Lines of data
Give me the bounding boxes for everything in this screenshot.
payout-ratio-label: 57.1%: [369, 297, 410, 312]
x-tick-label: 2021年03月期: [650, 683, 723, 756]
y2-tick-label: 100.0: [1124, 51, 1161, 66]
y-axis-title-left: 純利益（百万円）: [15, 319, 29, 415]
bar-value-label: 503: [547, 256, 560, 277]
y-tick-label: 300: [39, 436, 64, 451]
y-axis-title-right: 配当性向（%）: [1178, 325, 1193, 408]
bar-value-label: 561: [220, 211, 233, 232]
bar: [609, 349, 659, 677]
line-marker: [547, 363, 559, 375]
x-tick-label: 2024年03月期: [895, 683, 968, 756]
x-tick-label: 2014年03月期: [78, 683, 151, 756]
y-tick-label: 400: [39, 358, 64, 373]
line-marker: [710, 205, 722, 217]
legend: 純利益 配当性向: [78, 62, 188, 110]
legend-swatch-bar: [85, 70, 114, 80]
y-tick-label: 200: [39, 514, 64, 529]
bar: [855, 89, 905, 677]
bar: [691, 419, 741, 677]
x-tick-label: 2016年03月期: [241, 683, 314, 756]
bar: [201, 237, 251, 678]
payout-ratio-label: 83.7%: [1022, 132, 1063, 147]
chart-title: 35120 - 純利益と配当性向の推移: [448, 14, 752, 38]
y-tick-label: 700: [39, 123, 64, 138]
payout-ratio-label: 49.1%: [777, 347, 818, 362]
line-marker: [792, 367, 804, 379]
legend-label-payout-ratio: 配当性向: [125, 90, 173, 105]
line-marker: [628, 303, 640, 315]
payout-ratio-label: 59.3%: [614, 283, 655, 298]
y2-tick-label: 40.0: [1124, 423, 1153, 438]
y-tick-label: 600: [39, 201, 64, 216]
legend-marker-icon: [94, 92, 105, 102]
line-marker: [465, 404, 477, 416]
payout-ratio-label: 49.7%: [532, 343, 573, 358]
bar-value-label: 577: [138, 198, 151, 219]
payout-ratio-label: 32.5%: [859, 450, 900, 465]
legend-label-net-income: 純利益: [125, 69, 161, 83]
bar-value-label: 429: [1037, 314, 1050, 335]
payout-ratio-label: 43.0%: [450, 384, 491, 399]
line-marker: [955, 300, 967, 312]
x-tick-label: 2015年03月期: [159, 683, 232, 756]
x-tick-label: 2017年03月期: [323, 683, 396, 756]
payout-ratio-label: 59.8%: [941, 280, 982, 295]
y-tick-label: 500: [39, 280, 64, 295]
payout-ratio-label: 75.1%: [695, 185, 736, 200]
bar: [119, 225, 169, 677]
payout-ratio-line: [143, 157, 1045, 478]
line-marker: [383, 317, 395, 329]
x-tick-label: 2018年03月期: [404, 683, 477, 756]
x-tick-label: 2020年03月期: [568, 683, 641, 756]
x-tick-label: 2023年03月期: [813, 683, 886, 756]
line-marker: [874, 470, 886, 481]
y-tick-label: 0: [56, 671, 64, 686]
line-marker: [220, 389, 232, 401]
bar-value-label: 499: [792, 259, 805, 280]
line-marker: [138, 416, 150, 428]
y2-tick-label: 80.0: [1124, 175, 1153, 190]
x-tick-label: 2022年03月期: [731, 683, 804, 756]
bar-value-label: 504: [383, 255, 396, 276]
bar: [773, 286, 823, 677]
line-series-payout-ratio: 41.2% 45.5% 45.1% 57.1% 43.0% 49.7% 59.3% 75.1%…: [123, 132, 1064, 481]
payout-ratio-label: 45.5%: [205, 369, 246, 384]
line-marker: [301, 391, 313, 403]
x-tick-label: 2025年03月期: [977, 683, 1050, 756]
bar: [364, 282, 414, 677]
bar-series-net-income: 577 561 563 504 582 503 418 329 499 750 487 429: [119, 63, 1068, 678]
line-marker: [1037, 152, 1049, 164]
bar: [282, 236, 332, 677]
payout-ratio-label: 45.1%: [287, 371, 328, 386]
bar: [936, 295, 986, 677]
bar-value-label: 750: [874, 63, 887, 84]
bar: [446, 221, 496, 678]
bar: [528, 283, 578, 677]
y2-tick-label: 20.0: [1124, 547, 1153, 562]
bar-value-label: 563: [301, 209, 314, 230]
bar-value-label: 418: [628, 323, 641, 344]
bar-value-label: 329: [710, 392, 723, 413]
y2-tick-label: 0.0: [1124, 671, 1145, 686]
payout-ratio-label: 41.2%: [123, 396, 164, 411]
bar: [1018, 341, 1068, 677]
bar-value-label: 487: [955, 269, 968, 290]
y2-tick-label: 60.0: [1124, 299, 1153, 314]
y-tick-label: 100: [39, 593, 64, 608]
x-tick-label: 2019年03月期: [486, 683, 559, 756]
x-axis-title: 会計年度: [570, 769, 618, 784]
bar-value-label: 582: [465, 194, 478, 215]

● Exercise objective:
Count how many lines in the items contain the string "title", matching case exactly, and reply with only the number.

● Response to the task:
4